* Start Data section *

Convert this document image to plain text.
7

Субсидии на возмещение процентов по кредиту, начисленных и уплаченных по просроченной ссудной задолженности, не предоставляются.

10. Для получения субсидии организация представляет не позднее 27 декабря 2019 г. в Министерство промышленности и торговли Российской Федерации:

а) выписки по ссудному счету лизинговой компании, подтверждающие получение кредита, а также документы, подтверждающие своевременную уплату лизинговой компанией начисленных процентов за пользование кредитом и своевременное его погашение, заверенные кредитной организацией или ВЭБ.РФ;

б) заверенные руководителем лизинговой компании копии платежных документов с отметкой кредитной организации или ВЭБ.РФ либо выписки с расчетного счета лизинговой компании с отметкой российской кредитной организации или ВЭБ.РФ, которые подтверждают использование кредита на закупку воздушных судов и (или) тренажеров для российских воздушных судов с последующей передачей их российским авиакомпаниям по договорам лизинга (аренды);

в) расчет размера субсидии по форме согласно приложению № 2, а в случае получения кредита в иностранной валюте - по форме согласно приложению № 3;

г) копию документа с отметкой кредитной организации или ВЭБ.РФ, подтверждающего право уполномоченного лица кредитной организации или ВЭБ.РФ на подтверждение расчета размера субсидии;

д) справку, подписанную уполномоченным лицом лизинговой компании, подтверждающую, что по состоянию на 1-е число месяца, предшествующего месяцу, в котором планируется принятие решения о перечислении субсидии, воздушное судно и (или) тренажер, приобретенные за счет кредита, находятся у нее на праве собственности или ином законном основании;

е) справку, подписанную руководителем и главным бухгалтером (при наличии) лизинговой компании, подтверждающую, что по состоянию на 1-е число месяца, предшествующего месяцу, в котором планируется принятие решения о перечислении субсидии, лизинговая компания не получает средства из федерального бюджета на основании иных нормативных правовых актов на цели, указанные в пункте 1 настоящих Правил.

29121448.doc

* End Data section *
* Start Data section *

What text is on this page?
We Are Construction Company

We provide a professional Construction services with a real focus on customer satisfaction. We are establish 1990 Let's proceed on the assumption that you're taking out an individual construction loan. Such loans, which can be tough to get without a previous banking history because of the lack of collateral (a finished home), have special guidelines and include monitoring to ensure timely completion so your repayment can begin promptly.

* End Data section *

Using the records above, copy every line that has the word "процентов" in it.

#### [Correct result]
Субсидии на возмещение процентов по кредиту, начисленных и уплаченных по просроченной ссудной задолженности, не предоставляются.
а) выписки по ссудному счету лизинговой компании, подтверждающие получение кредита, а также документы, подтверждающие своевременную уплату лизинговой компанией начисленных процентов за пользование кредитом и своевременное его погашение, заверенные кредитной организацией или ВЭБ.РФ;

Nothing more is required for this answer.